Source records:
■ ■ ■ ■ ■

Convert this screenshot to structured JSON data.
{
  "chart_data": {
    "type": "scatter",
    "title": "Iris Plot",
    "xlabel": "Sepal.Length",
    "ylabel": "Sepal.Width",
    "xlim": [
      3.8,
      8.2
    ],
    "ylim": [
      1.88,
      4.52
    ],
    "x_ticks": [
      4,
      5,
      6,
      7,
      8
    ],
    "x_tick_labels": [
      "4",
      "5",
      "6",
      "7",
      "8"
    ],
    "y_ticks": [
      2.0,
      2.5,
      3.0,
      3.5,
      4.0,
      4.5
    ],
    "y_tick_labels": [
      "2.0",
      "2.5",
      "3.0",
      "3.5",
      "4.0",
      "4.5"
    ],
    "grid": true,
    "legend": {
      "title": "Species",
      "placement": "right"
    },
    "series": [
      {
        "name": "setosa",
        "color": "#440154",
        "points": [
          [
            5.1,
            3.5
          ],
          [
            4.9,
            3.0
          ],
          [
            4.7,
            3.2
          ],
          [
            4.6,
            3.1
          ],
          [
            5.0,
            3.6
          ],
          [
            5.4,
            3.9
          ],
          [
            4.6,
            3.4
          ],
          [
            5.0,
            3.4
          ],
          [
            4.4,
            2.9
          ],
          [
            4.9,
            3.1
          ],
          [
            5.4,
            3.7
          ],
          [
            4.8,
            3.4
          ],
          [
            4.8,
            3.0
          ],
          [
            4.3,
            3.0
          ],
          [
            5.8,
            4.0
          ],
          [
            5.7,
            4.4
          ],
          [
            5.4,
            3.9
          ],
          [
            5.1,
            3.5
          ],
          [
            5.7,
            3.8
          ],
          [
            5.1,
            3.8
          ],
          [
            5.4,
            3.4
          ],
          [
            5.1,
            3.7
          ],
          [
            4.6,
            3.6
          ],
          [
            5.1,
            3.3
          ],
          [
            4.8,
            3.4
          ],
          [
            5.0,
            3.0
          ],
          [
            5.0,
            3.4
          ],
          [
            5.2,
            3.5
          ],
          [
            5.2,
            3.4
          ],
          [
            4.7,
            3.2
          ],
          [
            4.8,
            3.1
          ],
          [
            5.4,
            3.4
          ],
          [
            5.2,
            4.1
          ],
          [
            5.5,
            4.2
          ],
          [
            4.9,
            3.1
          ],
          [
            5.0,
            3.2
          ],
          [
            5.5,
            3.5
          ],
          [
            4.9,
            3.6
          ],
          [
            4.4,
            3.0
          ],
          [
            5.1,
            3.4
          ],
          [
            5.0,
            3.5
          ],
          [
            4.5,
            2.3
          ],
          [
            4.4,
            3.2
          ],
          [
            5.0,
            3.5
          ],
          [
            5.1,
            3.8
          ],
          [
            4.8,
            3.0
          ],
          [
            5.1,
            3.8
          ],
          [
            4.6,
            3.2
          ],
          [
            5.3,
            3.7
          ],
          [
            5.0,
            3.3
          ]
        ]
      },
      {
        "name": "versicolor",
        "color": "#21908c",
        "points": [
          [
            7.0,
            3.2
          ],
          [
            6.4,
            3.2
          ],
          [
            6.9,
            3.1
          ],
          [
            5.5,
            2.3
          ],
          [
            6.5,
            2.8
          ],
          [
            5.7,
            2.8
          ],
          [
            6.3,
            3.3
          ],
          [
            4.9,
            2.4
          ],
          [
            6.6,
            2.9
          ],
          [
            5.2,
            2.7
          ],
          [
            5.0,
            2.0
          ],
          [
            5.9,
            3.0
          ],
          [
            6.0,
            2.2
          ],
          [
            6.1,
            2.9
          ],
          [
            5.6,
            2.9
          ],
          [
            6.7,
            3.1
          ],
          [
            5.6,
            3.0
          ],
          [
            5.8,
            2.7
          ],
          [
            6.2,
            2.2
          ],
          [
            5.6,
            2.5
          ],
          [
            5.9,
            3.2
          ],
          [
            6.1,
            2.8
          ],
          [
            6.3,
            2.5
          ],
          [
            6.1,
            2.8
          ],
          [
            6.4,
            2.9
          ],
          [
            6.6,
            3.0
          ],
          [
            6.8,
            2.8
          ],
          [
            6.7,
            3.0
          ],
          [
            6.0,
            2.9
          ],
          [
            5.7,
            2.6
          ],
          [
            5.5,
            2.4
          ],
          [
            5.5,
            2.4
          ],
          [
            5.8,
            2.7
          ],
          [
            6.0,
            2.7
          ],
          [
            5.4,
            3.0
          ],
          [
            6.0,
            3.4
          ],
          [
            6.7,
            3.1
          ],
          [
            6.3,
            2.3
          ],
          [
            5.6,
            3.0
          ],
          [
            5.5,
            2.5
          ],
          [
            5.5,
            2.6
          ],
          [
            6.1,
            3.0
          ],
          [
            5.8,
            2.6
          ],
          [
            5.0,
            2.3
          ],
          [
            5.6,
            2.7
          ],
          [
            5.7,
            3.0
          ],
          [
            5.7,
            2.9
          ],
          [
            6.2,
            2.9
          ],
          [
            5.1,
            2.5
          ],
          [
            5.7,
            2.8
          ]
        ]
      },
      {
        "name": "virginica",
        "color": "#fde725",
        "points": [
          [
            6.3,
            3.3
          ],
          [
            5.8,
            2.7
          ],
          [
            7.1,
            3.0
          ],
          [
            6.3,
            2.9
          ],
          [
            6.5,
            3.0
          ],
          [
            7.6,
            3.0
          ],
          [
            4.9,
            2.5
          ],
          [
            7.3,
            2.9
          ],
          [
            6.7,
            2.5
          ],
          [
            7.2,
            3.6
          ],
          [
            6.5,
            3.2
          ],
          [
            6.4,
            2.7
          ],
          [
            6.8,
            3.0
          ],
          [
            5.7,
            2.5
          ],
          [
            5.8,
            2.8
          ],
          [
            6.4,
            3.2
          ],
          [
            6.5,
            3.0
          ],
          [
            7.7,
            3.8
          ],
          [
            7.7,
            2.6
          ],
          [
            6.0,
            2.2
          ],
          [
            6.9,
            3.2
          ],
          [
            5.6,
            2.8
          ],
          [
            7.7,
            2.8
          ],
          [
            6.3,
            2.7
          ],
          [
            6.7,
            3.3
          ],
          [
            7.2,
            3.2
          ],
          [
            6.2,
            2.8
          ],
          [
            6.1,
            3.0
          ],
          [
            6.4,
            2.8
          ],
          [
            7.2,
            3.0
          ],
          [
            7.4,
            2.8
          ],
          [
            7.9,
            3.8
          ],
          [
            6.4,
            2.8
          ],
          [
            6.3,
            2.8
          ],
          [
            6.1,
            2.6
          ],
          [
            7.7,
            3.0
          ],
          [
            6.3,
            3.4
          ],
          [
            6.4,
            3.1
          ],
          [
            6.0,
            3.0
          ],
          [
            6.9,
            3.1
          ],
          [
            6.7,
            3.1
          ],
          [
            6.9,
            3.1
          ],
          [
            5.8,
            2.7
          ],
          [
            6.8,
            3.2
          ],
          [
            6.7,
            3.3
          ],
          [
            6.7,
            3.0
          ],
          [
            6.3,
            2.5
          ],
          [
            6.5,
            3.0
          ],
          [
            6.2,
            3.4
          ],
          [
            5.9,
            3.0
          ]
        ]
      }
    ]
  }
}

■ ■ ■ ■ ■

» **YOUR GOAL**
Return each line of the data exactly as written above.

» **WRITTEN ANSWER**
Convert this screenshot to structured JSON data.
{
  "chart_data": {
    "type": "scatter",
    "title": "Iris Plot",
    "xlabel": "Sepal.Length",
    "ylabel": "Sepal.Width",
    "xlim": [
      3.8,
      8.2
    ],
    "ylim": [
      1.88,
      4.52
    ],
    "x_ticks": [
      4,
      5,
      6,
      7,
      8
    ],
    "x_tick_labels": [
      "4",
      "5",
      "6",
      "7",
      "8"
    ],
    "y_ticks": [
      2.0,
      2.5,
      3.0,
      3.5,
      4.0,
      4.5
    ],
    "y_tick_labels": [
      "2.0",
      "2.5",
      "3.0",
      "3.5",
      "4.0",
      "4.5"
    ],
    "grid": true,
    "legend": {
      "title": "Species",
      "placement": "right"
    },
    "series": [
      {
        "name": "setosa",
        "color": "#440154",
        "points": [
          [
            5.1,
            3.5
          ],
          [
            4.9,
            3.0
          ],
          [
            4.7,
            3.2
          ],
          [
            4.6,
            3.1
          ],
          [
            5.0,
            3.6
          ],
          [
            5.4,
            3.9
          ],
          [
            4.6,
            3.4
          ],
          [
            5.0,
            3.4
          ],
          [
            4.4,
            2.9
          ],
          [
            4.9,
            3.1
          ],
          [
            5.4,
            3.7
          ],
          [
            4.8,
            3.4
          ],
          [
            4.8,
            3.0
          ],
          [
            4.3,
            3.0
          ],
          [
            5.8,
            4.0
          ],
          [
            5.7,
            4.4
          ],
          [
            5.4,
            3.9
          ],
          [
            5.1,
            3.5
          ],
          [
            5.7,
            3.8
          ],
          [
            5.1,
            3.8
          ],
          [
            5.4,
            3.4
          ],
          [
            5.1,
            3.7
          ],
          [
            4.6,
            3.6
          ],
          [
            5.1,
            3.3
          ],
          [
            4.8,
            3.4
          ],
          [
            5.0,
            3.0
          ],
          [
            5.0,
            3.4
          ],
          [
            5.2,
            3.5
          ],
          [
            5.2,
            3.4
          ],
          [
            4.7,
            3.2
          ],
          [
            4.8,
            3.1
          ],
          [
            5.4,
            3.4
          ],
          [
            5.2,
            4.1
          ],
          [
            5.5,
            4.2
          ],
          [
            4.9,
            3.1
          ],
          [
            5.0,
            3.2
          ],
          [
            5.5,
            3.5
          ],
          [
            4.9,
            3.6
          ],
          [
            4.4,
            3.0
          ],
          [
            5.1,
            3.4
          ],
          [
            5.0,
            3.5
          ],
          [
            4.5,
            2.3
          ],
          [
            4.4,
            3.2
          ],
          [
            5.0,
            3.5
          ],
          [
            5.1,
            3.8
          ],
          [
            4.8,
            3.0
          ],
          [
            5.1,
            3.8
          ],
          [
            4.6,
            3.2
          ],
          [
            5.3,
            3.7
          ],
          [
            5.0,
            3.3
          ]
        ]
      },
      {
        "name": "versicolor",
        "color": "#21908c",
        "points": [
          [
            7.0,
            3.2
          ],
          [
            6.4,
            3.2
          ],
          [
            6.9,
            3.1
          ],
          [
            5.5,
            2.3
          ],
          [
            6.5,
            2.8
          ],
          [
            5.7,
            2.8
          ],
          [
            6.3,
            3.3
          ],
          [
            4.9,
            2.4
          ],
          [
            6.6,
            2.9
          ],
          [
            5.2,
            2.7
          ],
          [
            5.0,
            2.0
          ],
          [
            5.9,
            3.0
          ],
          [
            6.0,
            2.2
          ],
          [
            6.1,
            2.9
          ],
          [
            5.6,
            2.9
          ],
          [
            6.7,
            3.1
          ],
          [
            5.6,
            3.0
          ],
          [
            5.8,
            2.7
          ],
          [
            6.2,
            2.2
          ],
          [
            5.6,
            2.5
          ],
          [
            5.9,
            3.2
          ],
          [
            6.1,
            2.8
          ],
          [
            6.3,
            2.5
          ],
          [
            6.1,
            2.8
          ],
          [
            6.4,
            2.9
          ],
          [
            6.6,
            3.0
          ],
          [
            6.8,
            2.8
          ],
          [
            6.7,
            3.0
          ],
          [
            6.0,
            2.9
          ],
          [
            5.7,
            2.6
          ],
          [
            5.5,
            2.4
          ],
          [
            5.5,
            2.4
          ],
          [
            5.8,
            2.7
          ],
          [
            6.0,
            2.7
          ],
          [
            5.4,
            3.0
          ],
          [
            6.0,
            3.4
          ],
          [
            6.7,
            3.1
          ],
          [
            6.3,
            2.3
          ],
          [
            5.6,
            3.0
          ],
          [
            5.5,
            2.5
          ],
          [
            5.5,
            2.6
          ],
          [
            6.1,
            3.0
          ],
          [
            5.8,
            2.6
          ],
          [
            5.0,
            2.3
          ],
          [
            5.6,
            2.7
          ],
          [
            5.7,
            3.0
          ],
          [
            5.7,
            2.9
          ],
          [
            6.2,
            2.9
          ],
          [
            5.1,
            2.5
          ],
          [
            5.7,
            2.8
          ]
        ]
      },
      {
        "name": "virginica",
        "color": "#fde725",
        "points": [
          [
            6.3,
            3.3
          ],
          [
            5.8,
            2.7
          ],
          [
            7.1,
            3.0
          ],
          [
            6.3,
            2.9
          ],
          [
            6.5,
            3.0
          ],
          [
            7.6,
            3.0
          ],
          [
            4.9,
            2.5
          ],
          [
            7.3,
            2.9
          ],
          [
            6.7,
            2.5
          ],
          [
            7.2,
            3.6
          ],
          [
            6.5,
            3.2
          ],
          [
            6.4,
            2.7
          ],
          [
            6.8,
            3.0
          ],
          [
            5.7,
            2.5
          ],
          [
            5.8,
            2.8
          ],
          [
            6.4,
            3.2
          ],
          [
            6.5,
            3.0
          ],
          [
            7.7,
            3.8
          ],
          [
            7.7,
            2.6
          ],
          [
            6.0,
            2.2
          ],
          [
            6.9,
            3.2
          ],
          [
            5.6,
            2.8
          ],
          [
            7.7,
            2.8
          ],
          [
            6.3,
            2.7
          ],
          [
            6.7,
            3.3
          ],
          [
            7.2,
            3.2
          ],
          [
            6.2,
            2.8
          ],
          [
            6.1,
            3.0
          ],
          [
            6.4,
            2.8
          ],
          [
            7.2,
            3.0
          ],
          [
            7.4,
            2.8
          ],
          [
            7.9,
            3.8
          ],
          [
            6.4,
            2.8
          ],
          [
            6.3,
            2.8
          ],
          [
            6.1,
            2.6
          ],
          [
            7.7,
            3.0
          ],
          [
            6.3,
            3.4
          ],
          [
            6.4,
            3.1
          ],
          [
            6.0,
            3.0
          ],
          [
            6.9,
            3.1
          ],
          [
            6.7,
            3.1
          ],
          [
            6.9,
            3.1
          ],
          [
            5.8,
            2.7
          ],
          [
            6.8,
            3.2
          ],
          [
            6.7,
            3.3
          ],
          [
            6.7,
            3.0
          ],
          [
            6.3,
            2.5
          ],
          [
            6.5,
            3.0
          ],
          [
            6.2,
            3.4
          ],
          [
            5.9,
            3.0
          ]
        ]
      }
    ]
  }
}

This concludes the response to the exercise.